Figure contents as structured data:
------------------------------------------------

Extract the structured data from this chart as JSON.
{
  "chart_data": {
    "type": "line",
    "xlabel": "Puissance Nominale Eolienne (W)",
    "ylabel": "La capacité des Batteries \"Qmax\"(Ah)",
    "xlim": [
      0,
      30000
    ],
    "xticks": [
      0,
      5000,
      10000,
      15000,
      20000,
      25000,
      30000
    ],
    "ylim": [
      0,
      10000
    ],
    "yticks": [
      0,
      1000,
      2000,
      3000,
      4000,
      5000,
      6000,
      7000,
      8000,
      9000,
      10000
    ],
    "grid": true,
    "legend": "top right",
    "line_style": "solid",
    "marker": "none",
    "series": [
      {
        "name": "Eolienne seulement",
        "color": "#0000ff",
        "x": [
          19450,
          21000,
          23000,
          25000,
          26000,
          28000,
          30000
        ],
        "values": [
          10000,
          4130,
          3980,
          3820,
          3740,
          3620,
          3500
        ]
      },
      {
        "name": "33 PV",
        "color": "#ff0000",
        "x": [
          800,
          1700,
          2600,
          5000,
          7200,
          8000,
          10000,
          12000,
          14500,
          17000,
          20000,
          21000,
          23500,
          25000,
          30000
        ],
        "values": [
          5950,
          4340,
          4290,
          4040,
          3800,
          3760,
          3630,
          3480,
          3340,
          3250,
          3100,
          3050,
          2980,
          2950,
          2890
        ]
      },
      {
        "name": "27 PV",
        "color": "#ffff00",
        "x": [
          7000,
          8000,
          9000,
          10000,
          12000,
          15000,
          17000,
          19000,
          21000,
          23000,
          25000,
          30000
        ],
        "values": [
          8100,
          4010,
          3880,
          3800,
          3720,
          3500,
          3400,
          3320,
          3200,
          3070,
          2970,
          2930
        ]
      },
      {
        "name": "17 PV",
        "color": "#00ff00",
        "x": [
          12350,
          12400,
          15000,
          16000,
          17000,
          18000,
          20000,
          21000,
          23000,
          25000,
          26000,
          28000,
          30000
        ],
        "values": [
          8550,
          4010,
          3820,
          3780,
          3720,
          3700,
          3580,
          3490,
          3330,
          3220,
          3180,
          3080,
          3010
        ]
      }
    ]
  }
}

------------------------------------------------

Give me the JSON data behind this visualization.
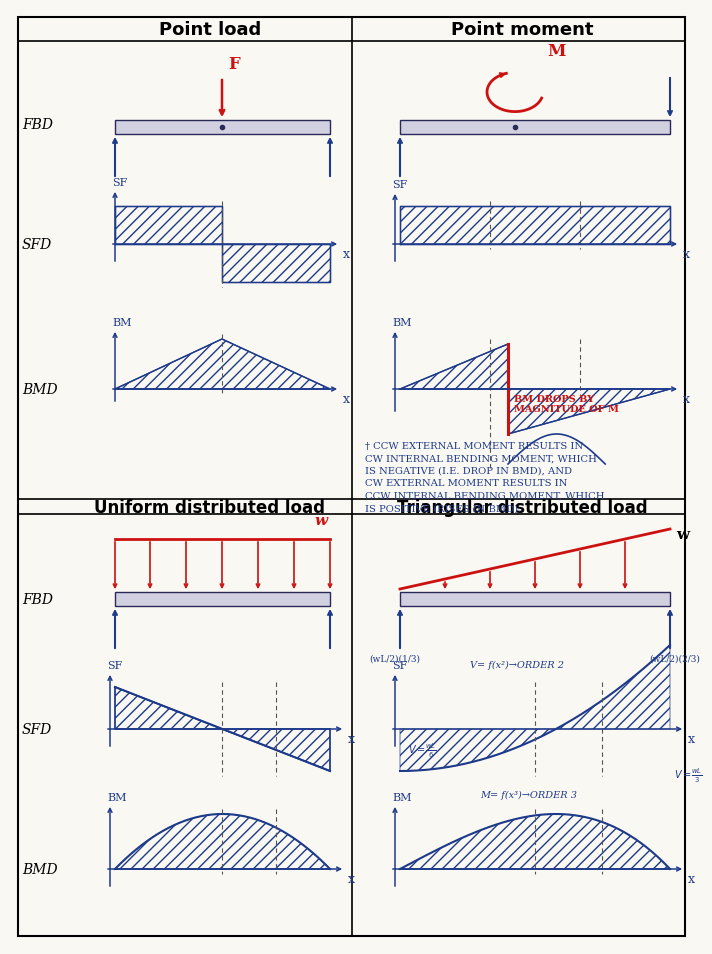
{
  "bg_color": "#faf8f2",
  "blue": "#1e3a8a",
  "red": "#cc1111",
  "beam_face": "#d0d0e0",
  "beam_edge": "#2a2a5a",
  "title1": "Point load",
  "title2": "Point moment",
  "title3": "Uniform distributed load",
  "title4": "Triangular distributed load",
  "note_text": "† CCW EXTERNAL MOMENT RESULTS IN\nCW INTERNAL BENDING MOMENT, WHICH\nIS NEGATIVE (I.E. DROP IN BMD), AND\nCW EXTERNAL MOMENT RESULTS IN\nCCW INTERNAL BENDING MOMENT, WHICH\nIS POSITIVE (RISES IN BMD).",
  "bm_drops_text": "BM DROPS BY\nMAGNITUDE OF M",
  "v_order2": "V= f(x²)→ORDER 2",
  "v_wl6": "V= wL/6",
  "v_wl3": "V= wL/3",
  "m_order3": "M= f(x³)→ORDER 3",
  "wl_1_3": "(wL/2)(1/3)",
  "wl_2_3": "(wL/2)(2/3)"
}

------------------------------------------------

Aim of the exercise:
Your task is to gather all lines from the entries above that hold the word "load".

Finished task:
  "title1": "Point load",
  "title3": "Uniform distributed load",
  "title4": "Triangular distributed load",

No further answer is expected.